◆ TO DO ◆
Report each line from the data below that holds the word "immune".

[Items from a figure collection]
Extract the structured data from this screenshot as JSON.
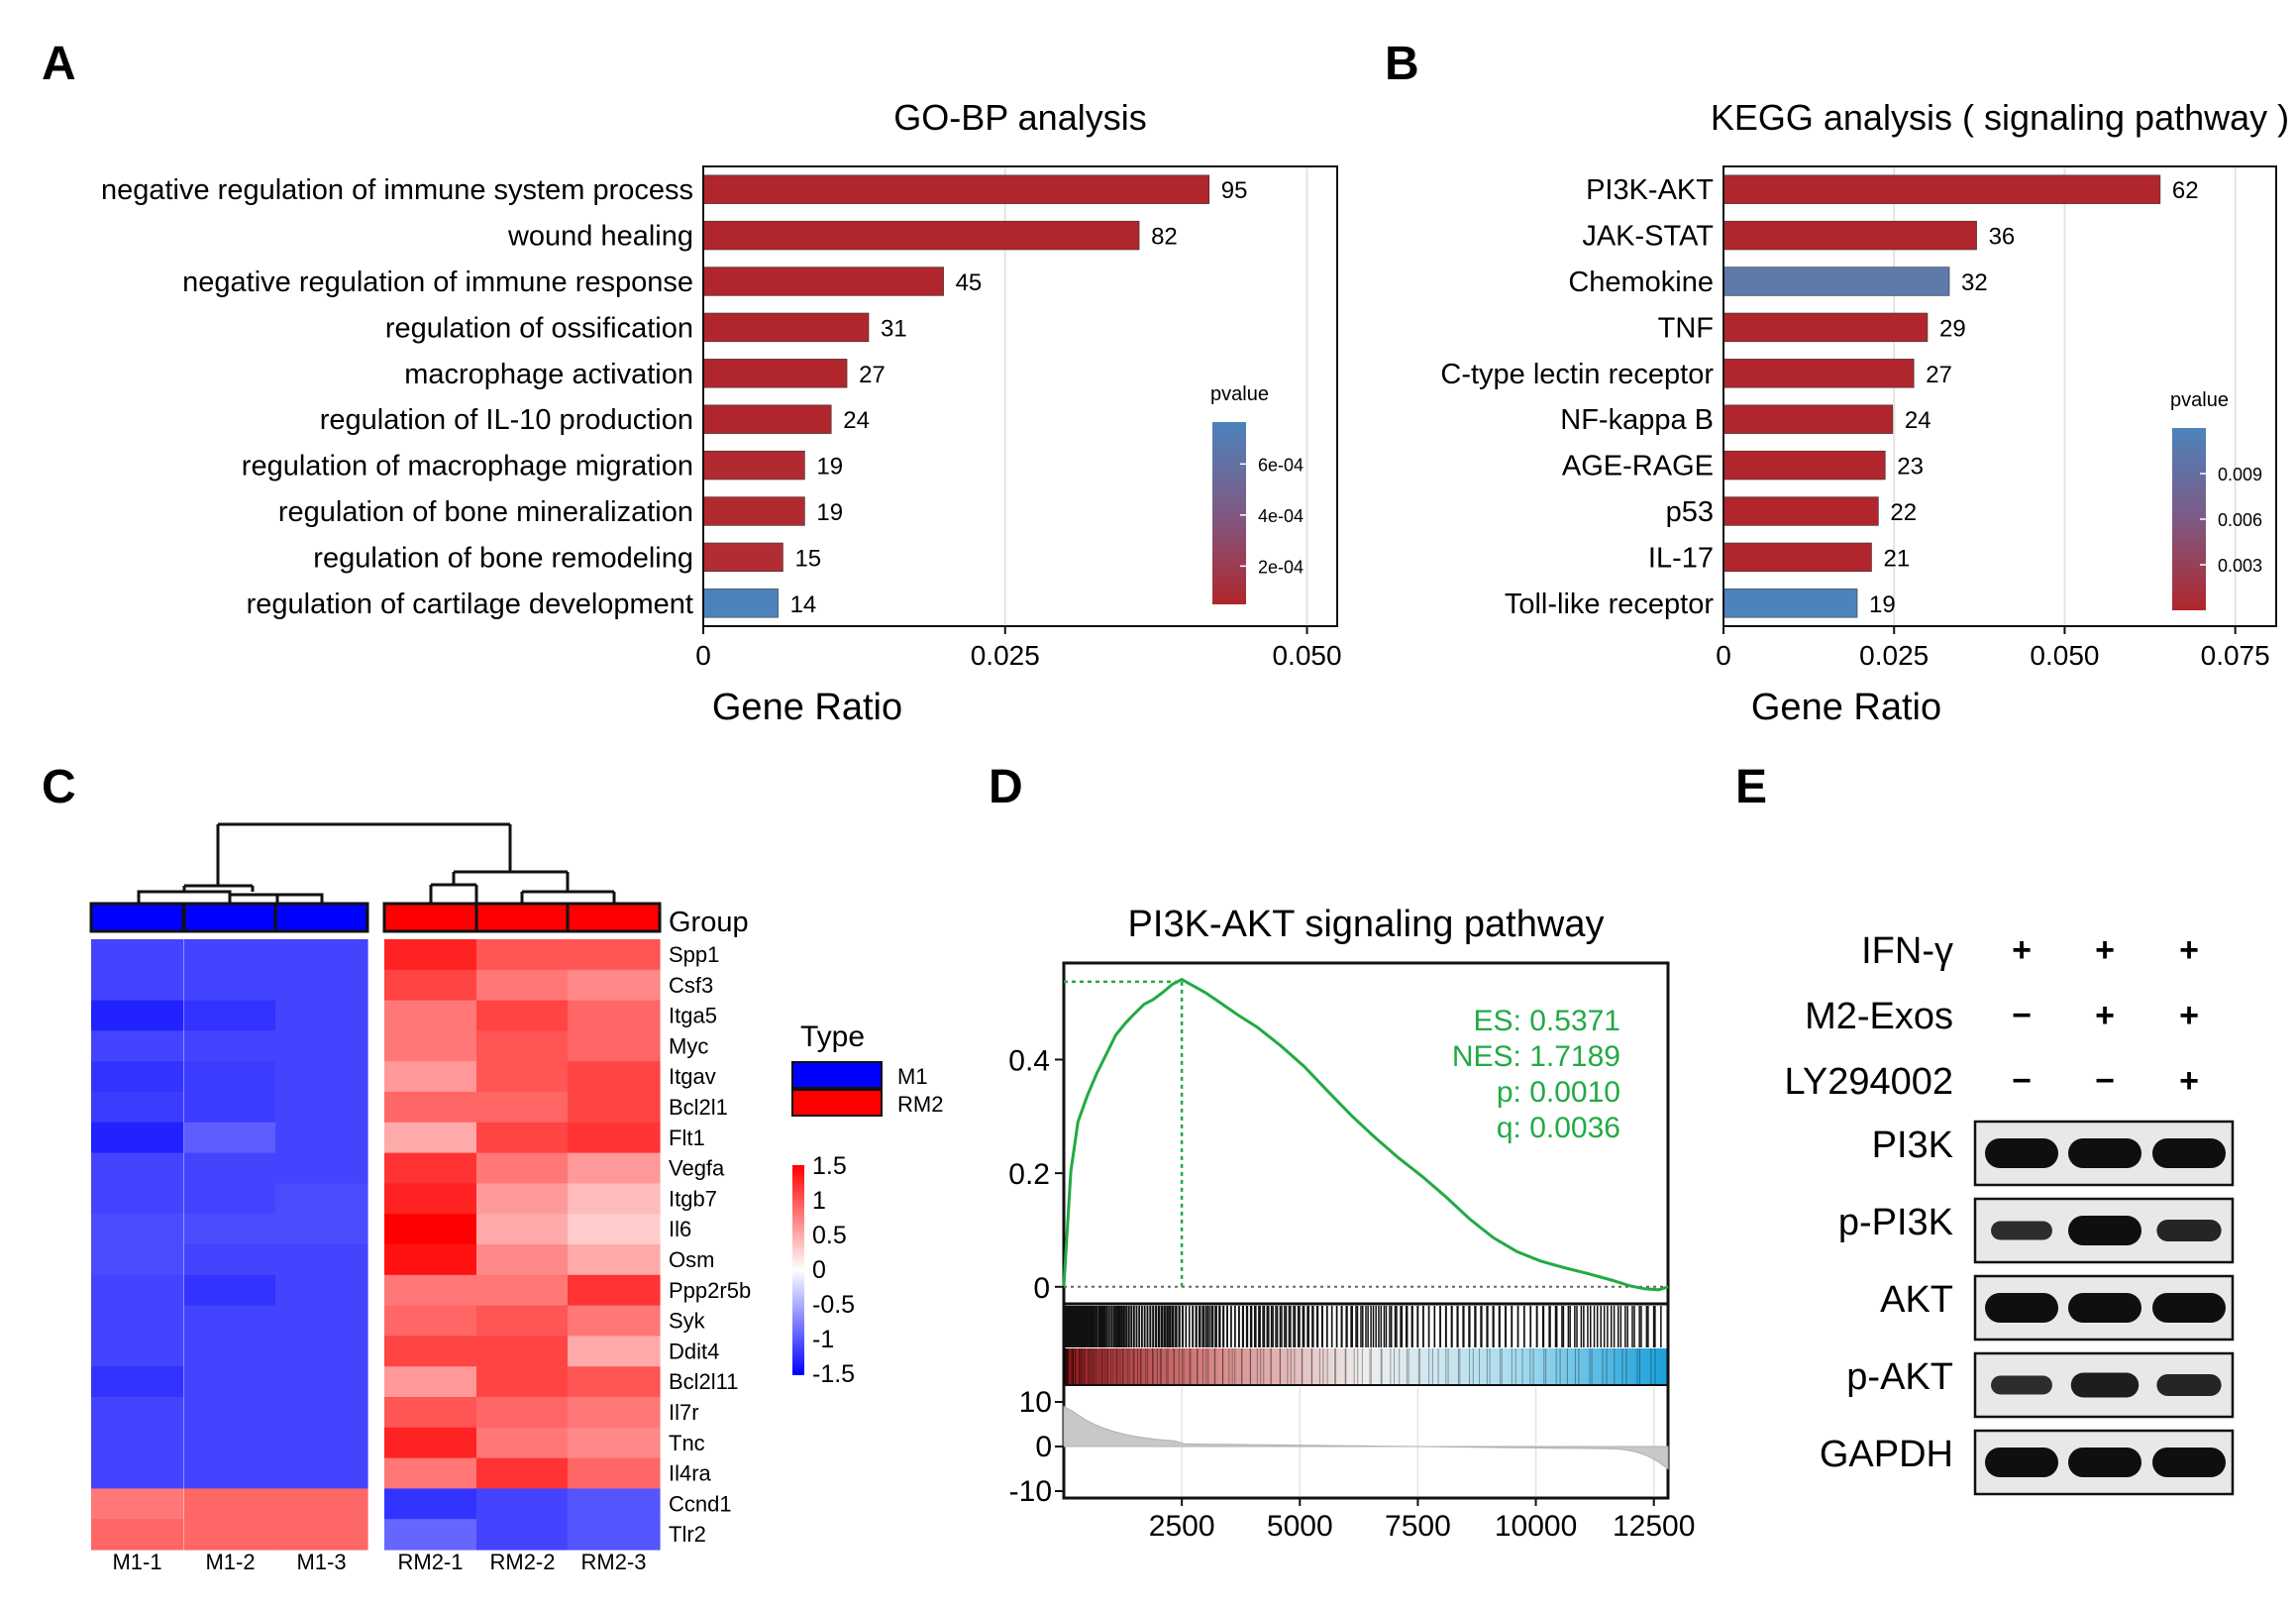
{
  "panel_labels": {
    "a": "A",
    "b": "B",
    "c": "C",
    "d": "D",
    "e": "E"
  },
  "chart_data": [
    {
      "id": "go",
      "type": "bar",
      "title": "GO-BP analysis",
      "xlabel": "Gene Ratio",
      "ylabel": "",
      "orientation": "horizontal",
      "xlim": [
        0,
        0.0525
      ],
      "xticks": [
        0,
        0.025,
        0.05
      ],
      "xtick_labels": [
        "0",
        "0.025",
        "0.050"
      ],
      "categories": [
        "negative regulation of immune system process",
        "wound healing",
        "negative regulation of immune response",
        "regulation of ossification",
        "macrophage activation",
        "regulation of IL-10 production",
        "regulation of macrophage migration",
        "regulation of bone mineralization",
        "regulation of bone remodeling",
        "regulation of cartilage development"
      ],
      "values": [
        0.0419,
        0.0361,
        0.0199,
        0.0137,
        0.0119,
        0.0106,
        0.0084,
        0.0084,
        0.0066,
        0.0062
      ],
      "counts": [
        "95",
        "82",
        "45",
        "31",
        "27",
        "24",
        "19",
        "19",
        "15",
        "14"
      ],
      "bar_colors": [
        "#b0262c",
        "#b0262c",
        "#b0262c",
        "#b0262c",
        "#b0262c",
        "#b0262c",
        "#b12a30",
        "#b12a30",
        "#b22d33",
        "#4c83bc"
      ],
      "legend": {
        "title": "pvalue",
        "labels": [
          "6e-04",
          "4e-04",
          "2e-04"
        ],
        "stops": [
          0.23,
          0.51,
          0.79
        ],
        "colors": [
          "#4c83bc",
          "#b0262c"
        ],
        "position": "right"
      },
      "grid": true
    },
    {
      "id": "kegg",
      "type": "bar",
      "title": "KEGG analysis ( signaling pathway )",
      "xlabel": "Gene Ratio",
      "ylabel": "",
      "orientation": "horizontal",
      "xlim": [
        0,
        0.081
      ],
      "xticks": [
        0,
        0.025,
        0.05,
        0.075
      ],
      "xtick_labels": [
        "0",
        "0.025",
        "0.050",
        "0.075"
      ],
      "categories": [
        "PI3K-AKT",
        "JAK-STAT",
        "Chemokine",
        "TNF",
        "C-type lectin receptor",
        "NF-kappa B",
        "AGE-RAGE",
        "p53",
        "IL-17",
        "Toll-like receptor"
      ],
      "values": [
        0.064,
        0.0371,
        0.0331,
        0.0299,
        0.0279,
        0.0248,
        0.0237,
        0.0227,
        0.0217,
        0.0196
      ],
      "counts": [
        "62",
        "36",
        "32",
        "29",
        "27",
        "24",
        "23",
        "22",
        "21",
        "19"
      ],
      "bar_colors": [
        "#b0262c",
        "#b0262c",
        "#5d7aa8",
        "#b0262c",
        "#b0262c",
        "#b0262c",
        "#b0262c",
        "#b0262c",
        "#b0262c",
        "#4c83bc"
      ],
      "legend": {
        "title": "pvalue",
        "labels": [
          "0.009",
          "0.006",
          "0.003"
        ],
        "stops": [
          0.25,
          0.5,
          0.75
        ],
        "colors": [
          "#4c83bc",
          "#b0262c"
        ],
        "position": "right"
      },
      "grid": true
    },
    {
      "id": "heatmap",
      "type": "heatmap",
      "rows": [
        "Spp1",
        "Csf3",
        "Itga5",
        "Myc",
        "Itgav",
        "Bcl2l1",
        "Flt1",
        "Vegfa",
        "Itgb7",
        "Il6",
        "Osm",
        "Ppp2r5b",
        "Syk",
        "Ddit4",
        "Bcl2l11",
        "Il7r",
        "Tnc",
        "Il4ra",
        "Ccnd1",
        "Tlr2"
      ],
      "columns": [
        "M1-1",
        "M1-2",
        "M1-3",
        "RM2-1",
        "RM2-2",
        "RM2-3"
      ],
      "values": [
        [
          -1.1,
          -1.1,
          -1.1,
          1.3,
          1.0,
          1.0
        ],
        [
          -1.1,
          -1.1,
          -1.1,
          1.1,
          0.8,
          0.7
        ],
        [
          -1.3,
          -1.2,
          -1.1,
          0.8,
          1.1,
          0.9
        ],
        [
          -1.1,
          -1.1,
          -1.1,
          0.8,
          1.0,
          0.9
        ],
        [
          -1.2,
          -1.15,
          -1.1,
          0.6,
          1.0,
          1.1
        ],
        [
          -1.15,
          -1.15,
          -1.1,
          0.9,
          0.9,
          1.1
        ],
        [
          -1.3,
          -0.95,
          -1.1,
          0.5,
          1.1,
          1.2
        ],
        [
          -1.1,
          -1.1,
          -1.1,
          1.2,
          0.8,
          0.6
        ],
        [
          -1.1,
          -1.1,
          -1.05,
          1.3,
          0.6,
          0.4
        ],
        [
          -1.05,
          -1.05,
          -1.05,
          1.5,
          0.5,
          0.3
        ],
        [
          -1.05,
          -1.1,
          -1.1,
          1.4,
          0.7,
          0.5
        ],
        [
          -1.1,
          -1.2,
          -1.1,
          0.8,
          0.8,
          1.2
        ],
        [
          -1.1,
          -1.1,
          -1.1,
          0.9,
          1.0,
          0.8
        ],
        [
          -1.1,
          -1.1,
          -1.1,
          1.1,
          1.1,
          0.5
        ],
        [
          -1.2,
          -1.1,
          -1.1,
          0.6,
          1.1,
          1.0
        ],
        [
          -1.1,
          -1.1,
          -1.1,
          1.0,
          0.9,
          0.8
        ],
        [
          -1.1,
          -1.1,
          -1.1,
          1.3,
          0.8,
          0.7
        ],
        [
          -1.1,
          -1.1,
          -1.1,
          0.8,
          1.2,
          0.9
        ],
        [
          0.8,
          0.9,
          0.9,
          -1.2,
          -1.1,
          -1.0
        ],
        [
          0.9,
          0.9,
          0.9,
          -0.9,
          -1.1,
          -1.0
        ]
      ],
      "group_label": "Group",
      "groups": [
        "M1",
        "M1",
        "M1",
        "RM2",
        "RM2",
        "RM2"
      ],
      "group_colors": {
        "M1": "#0000ff",
        "RM2": "#ff0000"
      },
      "legend_title": "Type",
      "legend_items": [
        "M1",
        "RM2"
      ],
      "color_scale": {
        "labels": [
          "1.5",
          "1",
          "0.5",
          "0",
          "-0.5",
          "-1",
          "-1.5"
        ],
        "min": -1.5,
        "max": 1.5,
        "colors": [
          "#0000ff",
          "#ffffff",
          "#ff0000"
        ]
      }
    },
    {
      "id": "gsea",
      "type": "line",
      "title": "PI3K-AKT signaling pathway",
      "xlabel": "",
      "ylabel": "",
      "xlim": [
        0,
        12800
      ],
      "ylim": [
        -0.03,
        0.57
      ],
      "yticks": [
        0,
        0.2,
        0.4
      ],
      "ytick_labels": [
        "0",
        "0.2",
        "0.4"
      ],
      "xticks": [
        2500,
        5000,
        7500,
        10000,
        12500
      ],
      "xtick_labels": [
        "2500",
        "5000",
        "7500",
        "10000",
        "12500"
      ],
      "series": [
        {
          "color": "#22aa44",
          "x": [
            0,
            60,
            150,
            300,
            500,
            700,
            900,
            1100,
            1300,
            1500,
            1700,
            1900,
            2100,
            2300,
            2500,
            2700,
            3000,
            3300,
            3700,
            4100,
            4600,
            5100,
            5600,
            6100,
            6600,
            7100,
            7600,
            8100,
            8600,
            9100,
            9600,
            10100,
            10600,
            11100,
            11600,
            12000,
            12300,
            12600,
            12800
          ],
          "y": [
            0.0,
            0.08,
            0.2,
            0.29,
            0.34,
            0.38,
            0.41,
            0.44,
            0.46,
            0.48,
            0.5,
            0.51,
            0.52,
            0.53,
            0.5371,
            0.53,
            0.52,
            0.505,
            0.48,
            0.455,
            0.42,
            0.385,
            0.345,
            0.305,
            0.265,
            0.225,
            0.19,
            0.155,
            0.12,
            0.09,
            0.065,
            0.045,
            0.03,
            0.02,
            0.012,
            0.005,
            0.0,
            -0.005,
            0.0
          ]
        }
      ],
      "peak_x": 2500,
      "es_line": 0.5371,
      "stats": [
        "ES: 0.5371",
        "NES: 1.7189",
        "p: 0.0010",
        "q: 0.0036"
      ],
      "ranked_ylim": [
        -10,
        10
      ],
      "ranked_yticks": [
        10,
        0,
        -10
      ],
      "ranked_ytick_labels": [
        "10",
        "0",
        "-10"
      ]
    }
  ],
  "western_blot": {
    "treatments": [
      {
        "label": "IFN-γ",
        "marks": [
          "+",
          "+",
          "+"
        ]
      },
      {
        "label": "M2-Exos",
        "marks": [
          "−",
          "+",
          "+"
        ]
      },
      {
        "label": "LY294002",
        "marks": [
          "−",
          "−",
          "+"
        ]
      }
    ],
    "proteins": [
      {
        "label": "PI3K",
        "intensity": [
          1.0,
          1.0,
          1.0
        ]
      },
      {
        "label": "p-PI3K",
        "intensity": [
          0.45,
          1.0,
          0.6
        ]
      },
      {
        "label": "AKT",
        "intensity": [
          1.0,
          1.0,
          1.0
        ]
      },
      {
        "label": "p-AKT",
        "intensity": [
          0.45,
          0.75,
          0.6
        ]
      },
      {
        "label": "GAPDH",
        "intensity": [
          1.0,
          1.0,
          1.0
        ]
      }
    ]
  }
}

◆ OUTPUT OF THE TASK ◆
        "negative regulation of immune system process",
        "negative regulation of immune response",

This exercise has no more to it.